Entries:

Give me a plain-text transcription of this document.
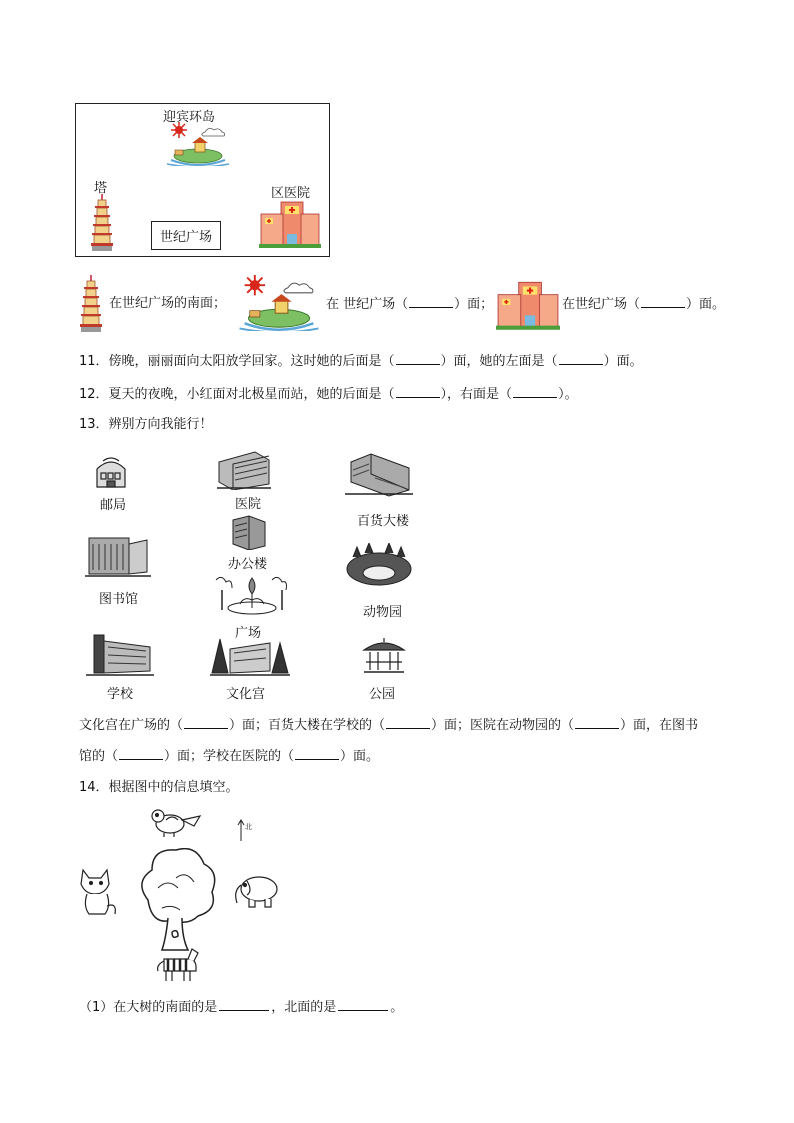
迎宾环岛
塔
世纪广场
区医院
在世纪广场的南面；	在 世纪广场（	）面；	在世纪广场（	）面。
11．傍晚，丽丽面向太阳放学回家。这时她的后面是（	）面，她的左面是（	）面。
12．夏天的夜晚，小红面对北极星而站，她的后面是（	），右面是（	）。
13．辨别方向我能行！
邮局	医院
百货大楼
办公楼
图书馆
动物园
广场
学校	文化宫	公园
文化宫在广场的（	）面；百货大楼在学校的（	）面；医院在动物园的（	）面，在图书
馆的（	）面；学校在医院的（	）面。
14．根据图中的信息填空。
北
（1）在大树的南面的是	，北面的是	。
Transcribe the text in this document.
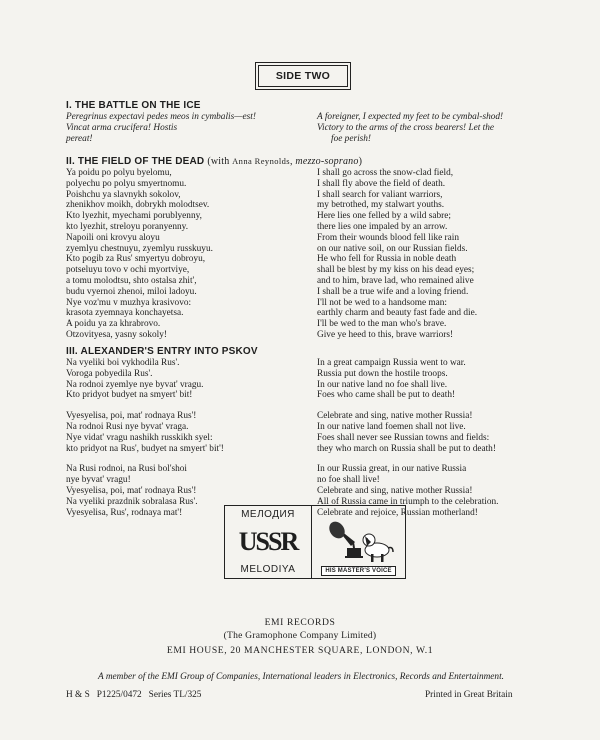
SIDE TWO
I. THE BATTLE ON THE ICE
Peregrinus expectavi pedes meos in cymbalis—est!
Vincat arma crucifera! Hostis
pereat!
A foreigner, I expected my feet to be cymbal-shod!
Victory to the arms of the cross bearers! Let the
foe perish!
II. THE FIELD OF THE DEAD (with Anna Reynolds, mezzo-soprano)
Ya poidu po polyu byelomu,
polyechu po polyu smyertnomu.
Poishchu ya slavnykh sokolov,
zhenikhov moikh, dobrykh molodtsev.
Kto lyezhit, myechami porublyenny,
kto lyezhit, streloyu poranyenny.
Napoili oni krovyu aloyu
zyemlyu chestnuyu, zyemlyu russkuyu.
Kto pogib za Rus' smyertyu dobroyu,
potseluyu tovo v ochi myortviye,
a tomu molodtsu, shto ostalsa zhit',
budu vyernoi zhenoi, miloi ladoyu.
Nye voz'mu v muzhya krasivovo:
krasota zyemnaya konchayetsa.
A poidu ya za khrabrovo.
Otzovityesa, yasny sokoly!
I shall go across the snow-clad field,
I shall fly above the field of death.
I shall search for valiant warriors,
my betrothed, my stalwart youths.
Here lies one felled by a wild sabre;
there lies one impaled by an arrow.
From their wounds blood fell like rain
on our native soil, on our Russian fields.
He who fell for Russia in noble death
shall be blest by my kiss on his dead eyes;
and to him, brave lad, who remained alive
I shall be a true wife and a loving friend.
I'll not be wed to a handsome man:
earthly charm and beauty fast fade and die.
I'll be wed to the man who's brave.
Give ye heed to this, brave warriors!
III. ALEXANDER'S ENTRY INTO PSKOV
Na vyeliki boi vykhodila Rus'.
Voroga pobyedila Rus'.
Na rodnoi zyemlye nye byvat' vragu.
Kto pridyot budyet na smyert' bit!
Vyesyelisa, poi, mat' rodnaya Rus'!
Na rodnoi Rusi nye byvat' vraga.
Nye vidat' vragu nashikh russkikh syel:
kto pridyot na Rus', budyet na smyert' bit'!
Na Rusi rodnoi, na Rusi bol'shoi
nye byvat' vragu!
Vyesyelisa, poi, mat' rodnaya Rus'!
Na vyeliki prazdnik sobralasa Rus'.
Vyesyelisa, Rus', rodnaya mat'!
In a great campaign Russia went to war.
Russia put down the hostile troops.
In our native land no foe shall live.
Foes who came shall be put to death!
Celebrate and sing, native mother Russia!
In our native land foemen shall not live.
Foes shall never see Russian towns and fields:
they who march on Russia shall be put to death!
In our Russia great, in our native Russia
no foe shall live!
Celebrate and sing, native mother Russia!
All of Russia came in triumph to the celebration.
Celebrate and rejoice, Russian motherland!
МЕЛОДИЯ
USSR
MELODIYA	HIS MASTER'S VOICE
EMI RECORDS
(The Gramophone Company Limited)
EMI HOUSE, 20 MANCHESTER SQUARE, LONDON, W.1
A member of the EMI Group of Companies, International leaders in Electronics, Records and Entertainment.
H & S   P1225/0472   Series TL/325	Printed in Great Britain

Directions: Your answer should be a single number: the count of lines in the data that include the word "Foes".

Result of this exercise: 2